--- begin ITEMS ---

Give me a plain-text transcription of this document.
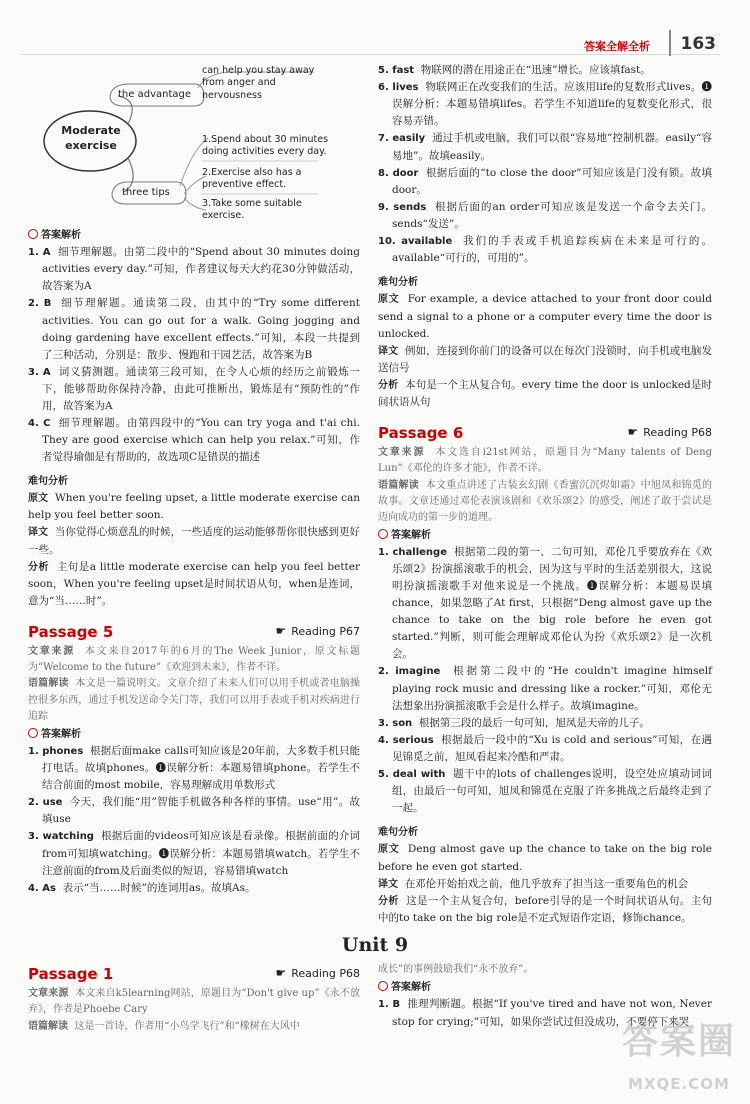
答案全解全析 163
Moderate exercise
the advantage
can help you stay away from anger and nervousness
three tips
1.Spend about 30 minutes doing activities every day.
2.Exercise also has a preventive effect.
3.Take some suitable exercise.
答案解析
1. A 细节理解题。由第二段中的“Spend about 30 minutes doing activities every day.”可知，作者建议每天大约花30分钟做活动，故答案为A
2. B 细节理解题。通读第二段，由其中的“Try some different activities. You can go out for a walk. Going jogging and doing gardening have excellent effects.”可知，本段一共提到了三种活动，分别是：散步、慢跑和干园艺活，故答案为B
3. A 词义猜测题。通读第三段可知，在令人心烦的经历之前锻炼一下，能够帮助你保持冷静，由此可推断出，锻炼是有“预防性的”作用，故答案为A
4. C 细节理解题。由第四段中的“You can try yoga and t'ai chi. They are good exercise which can help you relax.”可知，作者觉得瑜伽是有帮助的，故选项C是错误的描述
难句分析
原文 When you're feeling upset, a little moderate exercise can help you feel better soon.
译文 当你觉得心烦意乱的时候，一些适度的运动能够帮你很快感到更好一些。
分析 主句是a little moderate exercise can help you feel better soon，When you're feeling upset是时间状语从句，when是连词，意为“当……时”。
Passage 5	☛ Reading P67
文章来源 本文来自2017年的6月的The Week Junior，原文标题为“Welcome to the future”《欢迎到未来》，作者不详。
语篇解读 本文是一篇说明文。文章介绍了未来人们可以用手机或者电脑操控很多东西，通过手机发送命令关门等，我们可以用手表或手机对疾病进行追踪
答案解析
1. phones 根据后面make calls可知应该是20年前，大多数手机只能打电话。故填phones。❶误解分析：本题易错填phone。若学生不结合前面的most mobile，容易理解成用单数形式
2. use 今天，我们能“用”智能手机做各种各样的事情。use“用”。故填use
3. watching 根据后面的videos可知应该是看录像。根据前面的介词from可知填watching。❶误解分析：本题易错填watch。若学生不注意前面的from及后面类似的短语，容易错填watch
4. As 表示“当……时候”的连词用as。故填As。
5. fast 物联网的潜在用途正在“迅速”增长。应该填fast。
6. lives 物联网正在改变我们的生活。应该用life的复数形式lives。❶误解分析：本题易错填lifes。若学生不知道life的复数变化形式，很容易弄错。
7. easily 通过手机或电脑，我们可以很“容易地”控制机器。easily“容易地”。故填easily。
8. door 根据后面的“to close the door”可知应该是门没有锁。故填door。
9. sends 根据后面的an order可知应该是发送一个命令去关门。sends“发送”。
10. available 我们的手表或手机追踪疾病在未来是可行的。available“可行的，可用的”。
难句分析
原文 For example, a device attached to your front door could send a signal to a phone or a computer every time the door is unlocked.
译文 例如，连接到你前门的设备可以在每次门没锁时，向手机或电脑发送信号
分析 本句是一个主从复合句。every time the door is unlocked是时间状语从句
Passage 6	☛ Reading P68
文章来源 本文选自i21st网站，原题目为“Many talents of Deng Lun”《邓伦的许多才能》，作者不详。
语篇解读 本文重点讲述了古装玄幻剧《香蜜沉沉烬如霜》中旭凤和锦觅的故事。文章还通过邓伦表演该剧和《欢乐颂2》的感受，阐述了敢于尝试是迈向成功的第一步的道理。
答案解析
1. challenge 根据第二段的第一、二句可知，邓伦几乎要放弃在《欢乐颂2》扮演摇滚歌手的机会，因为这与平时的生活差别很大，这说明扮演摇滚歌手对他来说是一个挑战。❶误解分析：本题易误填chance，如果忽略了At first，只根据“Deng almost gave up the chance to take on the big role before he even got started.”判断，则可能会理解成邓伦认为扮《欢乐颂2》是一次机会。
2. imagine 根据第二段中的“He couldn't imagine himself playing rock music and dressing like a rocker.”可知，邓伦无法想象出扮演摇滚歌手会是什么样子。故填imagine。
3. son 根据第三段的最后一句可知，旭凤是天帝的儿子。
4. serious 根据最后一段中的“Xu is cold and serious”可知，在遇见锦觅之前，旭凤看起来冷酷和严肃。
5. deal with 题干中的lots of challenges说明，设空处应填动词词组，由最后一句可知，旭凤和锦觅在克服了许多挑战之后最终走到了一起。
难句分析
原文 Deng almost gave up the chance to take on the big role before he even got started.
译文 在邓伦开始拍戏之前，他几乎放弃了担当这一重要角色的机会
分析 这是一个主从复合句，before引导的是一个时间状语从句。主句中的to take on the big role是不定式短语作定语，修饰chance。
Unit 9
Passage 1	☛ Reading P68
文章来源 本文来自k5learning网站，原题目为“Don't give up”《永不放弃》，作者是Phoebe Cary
语篇解读 这是一首诗，作者用“小鸟学飞行”和“橡树在大风中
成长”的事例鼓励我们“永不放弃”。
答案解析
1. B 推理判断题。根据“If you've tired and have not won, Never stop for crying;”可知，如果你尝试过但没成功，不要停下来哭
答案圈
MXQE.COM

--- end ITEMS ---

Repeat each line of the records above exactly, but do not copy the pictures.

* _EXPECTED ANSWER_
Give me a plain-text transcription of this document.
答案全解全析 163
Moderate exercise
the advantage
can help you stay away from anger and nervousness
three tips
1.Spend about 30 minutes doing activities every day.
2.Exercise also has a preventive effect.
3.Take some suitable exercise.
答案解析
1. A 细节理解题。由第二段中的“Spend about 30 minutes doing activities every day.”可知，作者建议每天大约花30分钟做活动，故答案为A
2. B 细节理解题。通读第二段，由其中的“Try some different activities. You can go out for a walk. Going jogging and doing gardening have excellent effects.”可知，本段一共提到了三种活动，分别是：散步、慢跑和干园艺活，故答案为B
3. A 词义猜测题。通读第三段可知，在令人心烦的经历之前锻炼一下，能够帮助你保持冷静，由此可推断出，锻炼是有“预防性的”作用，故答案为A
4. C 细节理解题。由第四段中的“You can try yoga and t'ai chi. They are good exercise which can help you relax.”可知，作者觉得瑜伽是有帮助的，故选项C是错误的描述
难句分析
原文 When you're feeling upset, a little moderate exercise can help you feel better soon.
译文 当你觉得心烦意乱的时候，一些适度的运动能够帮你很快感到更好一些。
分析 主句是a little moderate exercise can help you feel better soon，When you're feeling upset是时间状语从句，when是连词，意为“当……时”。
Passage 5	☛ Reading P67
文章来源 本文来自2017年的6月的The Week Junior，原文标题为“Welcome to the future”《欢迎到未来》，作者不详。
语篇解读 本文是一篇说明文。文章介绍了未来人们可以用手机或者电脑操控很多东西，通过手机发送命令关门等，我们可以用手表或手机对疾病进行追踪
答案解析
1. phones 根据后面make calls可知应该是20年前，大多数手机只能打电话。故填phones。❶误解分析：本题易错填phone。若学生不结合前面的most mobile，容易理解成用单数形式
2. use 今天，我们能“用”智能手机做各种各样的事情。use“用”。故填use
3. watching 根据后面的videos可知应该是看录像。根据前面的介词from可知填watching。❶误解分析：本题易错填watch。若学生不注意前面的from及后面类似的短语，容易错填watch
4. As 表示“当……时候”的连词用as。故填As。
5. fast 物联网的潜在用途正在“迅速”增长。应该填fast。
6. lives 物联网正在改变我们的生活。应该用life的复数形式lives。❶误解分析：本题易错填lifes。若学生不知道life的复数变化形式，很容易弄错。
7. easily 通过手机或电脑，我们可以很“容易地”控制机器。easily“容易地”。故填easily。
8. door 根据后面的“to close the door”可知应该是门没有锁。故填door。
9. sends 根据后面的an order可知应该是发送一个命令去关门。sends“发送”。
10. available 我们的手表或手机追踪疾病在未来是可行的。available“可行的，可用的”。
难句分析
原文 For example, a device attached to your front door could send a signal to a phone or a computer every time the door is unlocked.
译文 例如，连接到你前门的设备可以在每次门没锁时，向手机或电脑发送信号
分析 本句是一个主从复合句。every time the door is unlocked是时间状语从句
Passage 6	☛ Reading P68
文章来源 本文选自i21st网站，原题目为“Many talents of Deng Lun”《邓伦的许多才能》，作者不详。
语篇解读 本文重点讲述了古装玄幻剧《香蜜沉沉烬如霜》中旭凤和锦觅的故事。文章还通过邓伦表演该剧和《欢乐颂2》的感受，阐述了敢于尝试是迈向成功的第一步的道理。
答案解析
1. challenge 根据第二段的第一、二句可知，邓伦几乎要放弃在《欢乐颂2》扮演摇滚歌手的机会，因为这与平时的生活差别很大，这说明扮演摇滚歌手对他来说是一个挑战。❶误解分析：本题易误填chance，如果忽略了At first，只根据“Deng almost gave up the chance to take on the big role before he even got started.”判断，则可能会理解成邓伦认为扮《欢乐颂2》是一次机会。
2. imagine 根据第二段中的“He couldn't imagine himself playing rock music and dressing like a rocker.”可知，邓伦无法想象出扮演摇滚歌手会是什么样子。故填imagine。
3. son 根据第三段的最后一句可知，旭凤是天帝的儿子。
4. serious 根据最后一段中的“Xu is cold and serious”可知，在遇见锦觅之前，旭凤看起来冷酷和严肃。
5. deal with 题干中的lots of challenges说明，设空处应填动词词组，由最后一句可知，旭凤和锦觅在克服了许多挑战之后最终走到了一起。
难句分析
原文 Deng almost gave up the chance to take on the big role before he even got started.
译文 在邓伦开始拍戏之前，他几乎放弃了担当这一重要角色的机会
分析 这是一个主从复合句，before引导的是一个时间状语从句。主句中的to take on the big role是不定式短语作定语，修饰chance。
Unit 9
Passage 1	☛ Reading P68
文章来源 本文来自k5learning网站，原题目为“Don't give up”《永不放弃》，作者是Phoebe Cary
语篇解读 这是一首诗，作者用“小鸟学飞行”和“橡树在大风中
成长”的事例鼓励我们“永不放弃”。
答案解析
1. B 推理判断题。根据“If you've tired and have not won, Never stop for crying;”可知，如果你尝试过但没成功，不要停下来哭
答案圈
MXQE.COM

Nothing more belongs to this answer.